__Stated exercise__. Copy out every record precisely.
* begin Records shown *
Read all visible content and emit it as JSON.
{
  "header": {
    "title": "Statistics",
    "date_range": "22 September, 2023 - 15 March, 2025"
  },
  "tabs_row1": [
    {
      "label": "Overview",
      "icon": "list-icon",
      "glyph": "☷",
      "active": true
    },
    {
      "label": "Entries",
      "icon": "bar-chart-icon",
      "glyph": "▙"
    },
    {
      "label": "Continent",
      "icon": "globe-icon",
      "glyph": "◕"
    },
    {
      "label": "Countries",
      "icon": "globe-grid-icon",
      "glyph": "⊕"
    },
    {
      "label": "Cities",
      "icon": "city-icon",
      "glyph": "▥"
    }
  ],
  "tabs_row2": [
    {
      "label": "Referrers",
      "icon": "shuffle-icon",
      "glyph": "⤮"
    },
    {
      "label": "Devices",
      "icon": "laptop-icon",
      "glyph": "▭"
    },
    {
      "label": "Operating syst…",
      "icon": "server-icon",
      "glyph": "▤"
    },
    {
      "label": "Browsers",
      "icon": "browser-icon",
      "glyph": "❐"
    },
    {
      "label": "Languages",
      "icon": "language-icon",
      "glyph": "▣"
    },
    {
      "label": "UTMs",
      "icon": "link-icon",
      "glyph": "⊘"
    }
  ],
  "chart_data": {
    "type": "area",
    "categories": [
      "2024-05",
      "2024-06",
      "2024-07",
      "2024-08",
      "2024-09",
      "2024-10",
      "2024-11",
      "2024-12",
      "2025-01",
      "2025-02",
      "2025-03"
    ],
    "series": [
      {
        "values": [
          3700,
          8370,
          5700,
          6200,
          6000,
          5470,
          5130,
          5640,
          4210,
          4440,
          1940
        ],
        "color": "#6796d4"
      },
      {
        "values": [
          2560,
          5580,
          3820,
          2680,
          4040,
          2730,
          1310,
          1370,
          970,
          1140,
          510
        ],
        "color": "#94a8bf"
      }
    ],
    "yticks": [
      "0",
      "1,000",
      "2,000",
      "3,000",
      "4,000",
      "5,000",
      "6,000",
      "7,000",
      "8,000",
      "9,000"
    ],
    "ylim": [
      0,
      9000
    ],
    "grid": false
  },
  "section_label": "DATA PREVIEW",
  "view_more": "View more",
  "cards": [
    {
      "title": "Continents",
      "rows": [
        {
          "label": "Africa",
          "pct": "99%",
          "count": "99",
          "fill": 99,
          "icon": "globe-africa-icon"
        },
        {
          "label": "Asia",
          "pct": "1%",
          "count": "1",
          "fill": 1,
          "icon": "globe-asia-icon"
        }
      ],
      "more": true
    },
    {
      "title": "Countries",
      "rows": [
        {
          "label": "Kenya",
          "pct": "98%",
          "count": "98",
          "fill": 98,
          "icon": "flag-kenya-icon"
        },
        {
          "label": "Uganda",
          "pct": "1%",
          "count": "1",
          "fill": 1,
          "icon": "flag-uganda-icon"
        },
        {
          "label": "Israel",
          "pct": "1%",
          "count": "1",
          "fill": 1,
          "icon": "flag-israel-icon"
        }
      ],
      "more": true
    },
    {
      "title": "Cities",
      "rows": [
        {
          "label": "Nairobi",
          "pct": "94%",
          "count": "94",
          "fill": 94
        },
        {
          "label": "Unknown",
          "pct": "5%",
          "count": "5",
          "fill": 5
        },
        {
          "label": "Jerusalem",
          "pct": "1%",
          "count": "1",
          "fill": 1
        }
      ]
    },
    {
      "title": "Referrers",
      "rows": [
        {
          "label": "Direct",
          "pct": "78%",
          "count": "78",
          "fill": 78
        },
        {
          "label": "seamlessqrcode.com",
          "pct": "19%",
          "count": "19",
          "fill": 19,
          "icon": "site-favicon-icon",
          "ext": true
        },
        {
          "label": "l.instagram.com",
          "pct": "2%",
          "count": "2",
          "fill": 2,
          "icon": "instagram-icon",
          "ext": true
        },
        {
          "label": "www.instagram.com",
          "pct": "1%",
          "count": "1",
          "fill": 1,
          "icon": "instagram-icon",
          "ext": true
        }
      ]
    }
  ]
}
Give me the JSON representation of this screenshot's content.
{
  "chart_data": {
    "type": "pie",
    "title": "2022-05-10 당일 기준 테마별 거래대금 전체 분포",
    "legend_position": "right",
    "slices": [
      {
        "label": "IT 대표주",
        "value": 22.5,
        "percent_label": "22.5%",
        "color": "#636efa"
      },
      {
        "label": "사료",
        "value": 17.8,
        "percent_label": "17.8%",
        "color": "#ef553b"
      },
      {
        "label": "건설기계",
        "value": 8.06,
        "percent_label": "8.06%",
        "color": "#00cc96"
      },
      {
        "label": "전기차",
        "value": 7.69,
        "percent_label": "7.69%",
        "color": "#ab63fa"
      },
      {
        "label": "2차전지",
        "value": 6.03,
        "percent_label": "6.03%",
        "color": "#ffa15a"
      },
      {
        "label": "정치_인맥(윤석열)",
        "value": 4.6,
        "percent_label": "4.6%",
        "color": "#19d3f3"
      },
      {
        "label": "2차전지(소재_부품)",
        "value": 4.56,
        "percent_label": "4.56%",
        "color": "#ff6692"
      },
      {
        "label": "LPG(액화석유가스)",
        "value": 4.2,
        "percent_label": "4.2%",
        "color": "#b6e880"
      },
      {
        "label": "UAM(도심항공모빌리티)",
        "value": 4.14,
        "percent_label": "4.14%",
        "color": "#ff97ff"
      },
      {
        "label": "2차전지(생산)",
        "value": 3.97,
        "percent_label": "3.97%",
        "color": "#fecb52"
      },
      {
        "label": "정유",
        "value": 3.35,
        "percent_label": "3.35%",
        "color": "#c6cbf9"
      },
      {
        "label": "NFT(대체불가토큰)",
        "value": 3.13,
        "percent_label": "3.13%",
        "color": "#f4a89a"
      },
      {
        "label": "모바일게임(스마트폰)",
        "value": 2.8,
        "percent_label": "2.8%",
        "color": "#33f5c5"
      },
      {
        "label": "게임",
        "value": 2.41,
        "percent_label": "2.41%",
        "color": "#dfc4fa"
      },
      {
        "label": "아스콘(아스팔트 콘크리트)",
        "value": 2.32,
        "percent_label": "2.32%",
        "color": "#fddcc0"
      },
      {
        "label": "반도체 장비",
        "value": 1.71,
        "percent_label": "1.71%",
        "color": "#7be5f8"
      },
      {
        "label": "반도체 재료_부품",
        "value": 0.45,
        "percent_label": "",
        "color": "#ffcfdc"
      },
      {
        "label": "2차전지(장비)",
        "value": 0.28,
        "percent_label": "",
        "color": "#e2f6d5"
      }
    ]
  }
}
* end Records shown *
__Answer to this exercise__.
Read all visible content and emit it as JSON.
{
  "header": {
    "title": "Statistics",
    "date_range": "22 September, 2023 - 15 March, 2025"
  },
  "tabs_row1": [
    {
      "label": "Overview",
      "icon": "list-icon",
      "glyph": "☷",
      "active": true
    },
    {
      "label": "Entries",
      "icon": "bar-chart-icon",
      "glyph": "▙"
    },
    {
      "label": "Continent",
      "icon": "globe-icon",
      "glyph": "◕"
    },
    {
      "label": "Countries",
      "icon": "globe-grid-icon",
      "glyph": "⊕"
    },
    {
      "label": "Cities",
      "icon": "city-icon",
      "glyph": "▥"
    }
  ],
  "tabs_row2": [
    {
      "label": "Referrers",
      "icon": "shuffle-icon",
      "glyph": "⤮"
    },
    {
      "label": "Devices",
      "icon": "laptop-icon",
      "glyph": "▭"
    },
    {
      "label": "Operating syst…",
      "icon": "server-icon",
      "glyph": "▤"
    },
    {
      "label": "Browsers",
      "icon": "browser-icon",
      "glyph": "❐"
    },
    {
      "label": "Languages",
      "icon": "language-icon",
      "glyph": "▣"
    },
    {
      "label": "UTMs",
      "icon": "link-icon",
      "glyph": "⊘"
    }
  ],
  "chart_data": {
    "type": "area",
    "categories": [
      "2024-05",
      "2024-06",
      "2024-07",
      "2024-08",
      "2024-09",
      "2024-10",
      "2024-11",
      "2024-12",
      "2025-01",
      "2025-02",
      "2025-03"
    ],
    "series": [
      {
        "values": [
          3700,
          8370,
          5700,
          6200,
          6000,
          5470,
          5130,
          5640,
          4210,
          4440,
          1940
        ],
        "color": "#6796d4"
      },
      {
        "values": [
          2560,
          5580,
          3820,
          2680,
          4040,
          2730,
          1310,
          1370,
          970,
          1140,
          510
        ],
        "color": "#94a8bf"
      }
    ],
    "yticks": [
      "0",
      "1,000",
      "2,000",
      "3,000",
      "4,000",
      "5,000",
      "6,000",
      "7,000",
      "8,000",
      "9,000"
    ],
    "ylim": [
      0,
      9000
    ],
    "grid": false
  },
  "section_label": "DATA PREVIEW",
  "view_more": "View more",
  "cards": [
    {
      "title": "Continents",
      "rows": [
        {
          "label": "Africa",
          "pct": "99%",
          "count": "99",
          "fill": 99,
          "icon": "globe-africa-icon"
        },
        {
          "label": "Asia",
          "pct": "1%",
          "count": "1",
          "fill": 1,
          "icon": "globe-asia-icon"
        }
      ],
      "more": true
    },
    {
      "title": "Countries",
      "rows": [
        {
          "label": "Kenya",
          "pct": "98%",
          "count": "98",
          "fill": 98,
          "icon": "flag-kenya-icon"
        },
        {
          "label": "Uganda",
          "pct": "1%",
          "count": "1",
          "fill": 1,
          "icon": "flag-uganda-icon"
        },
        {
          "label": "Israel",
          "pct": "1%",
          "count": "1",
          "fill": 1,
          "icon": "flag-israel-icon"
        }
      ],
      "more": true
    },
    {
      "title": "Cities",
      "rows": [
        {
          "label": "Nairobi",
          "pct": "94%",
          "count": "94",
          "fill": 94
        },
        {
          "label": "Unknown",
          "pct": "5%",
          "count": "5",
          "fill": 5
        },
        {
          "label": "Jerusalem",
          "pct": "1%",
          "count": "1",
          "fill": 1
        }
      ]
    },
    {
      "title": "Referrers",
      "rows": [
        {
          "label": "Direct",
          "pct": "78%",
          "count": "78",
          "fill": 78
        },
        {
          "label": "seamlessqrcode.com",
          "pct": "19%",
          "count": "19",
          "fill": 19,
          "icon": "site-favicon-icon",
          "ext": true
        },
        {
          "label": "l.instagram.com",
          "pct": "2%",
          "count": "2",
          "fill": 2,
          "icon": "instagram-icon",
          "ext": true
        },
        {
          "label": "www.instagram.com",
          "pct": "1%",
          "count": "1",
          "fill": 1,
          "icon": "instagram-icon",
          "ext": true
        }
      ]
    }
  ]
}
Give me the JSON representation of this screenshot's content.
{
  "chart_data": {
    "type": "pie",
    "title": "2022-05-10 당일 기준 테마별 거래대금 전체 분포",
    "legend_position": "right",
    "slices": [
      {
        "label": "IT 대표주",
        "value": 22.5,
        "percent_label": "22.5%",
        "color": "#636efa"
      },
      {
        "label": "사료",
        "value": 17.8,
        "percent_label": "17.8%",
        "color": "#ef553b"
      },
      {
        "label": "건설기계",
        "value": 8.06,
        "percent_label": "8.06%",
        "color": "#00cc96"
      },
      {
        "label": "전기차",
        "value": 7.69,
        "percent_label": "7.69%",
        "color": "#ab63fa"
      },
      {
        "label": "2차전지",
        "value": 6.03,
        "percent_label": "6.03%",
        "color": "#ffa15a"
      },
      {
        "label": "정치_인맥(윤석열)",
        "value": 4.6,
        "percent_label": "4.6%",
        "color": "#19d3f3"
      },
      {
        "label": "2차전지(소재_부품)",
        "value": 4.56,
        "percent_label": "4.56%",
        "color": "#ff6692"
      },
      {
        "label": "LPG(액화석유가스)",
        "value": 4.2,
        "percent_label": "4.2%",
        "color": "#b6e880"
      },
      {
        "label": "UAM(도심항공모빌리티)",
        "value": 4.14,
        "percent_label": "4.14%",
        "color": "#ff97ff"
      },
      {
        "label": "2차전지(생산)",
        "value": 3.97,
        "percent_label": "3.97%",
        "color": "#fecb52"
      },
      {
        "label": "정유",
        "value": 3.35,
        "percent_label": "3.35%",
        "color": "#c6cbf9"
      },
      {
        "label": "NFT(대체불가토큰)",
        "value": 3.13,
        "percent_label": "3.13%",
        "color": "#f4a89a"
      },
      {
        "label": "모바일게임(스마트폰)",
        "value": 2.8,
        "percent_label": "2.8%",
        "color": "#33f5c5"
      },
      {
        "label": "게임",
        "value": 2.41,
        "percent_label": "2.41%",
        "color": "#dfc4fa"
      },
      {
        "label": "아스콘(아스팔트 콘크리트)",
        "value": 2.32,
        "percent_label": "2.32%",
        "color": "#fddcc0"
      },
      {
        "label": "반도체 장비",
        "value": 1.71,
        "percent_label": "1.71%",
        "color": "#7be5f8"
      },
      {
        "label": "반도체 재료_부품",
        "value": 0.45,
        "percent_label": "",
        "color": "#ffcfdc"
      },
      {
        "label": "2차전지(장비)",
        "value": 0.28,
        "percent_label": "",
        "color": "#e2f6d5"
      }
    ]
  }
}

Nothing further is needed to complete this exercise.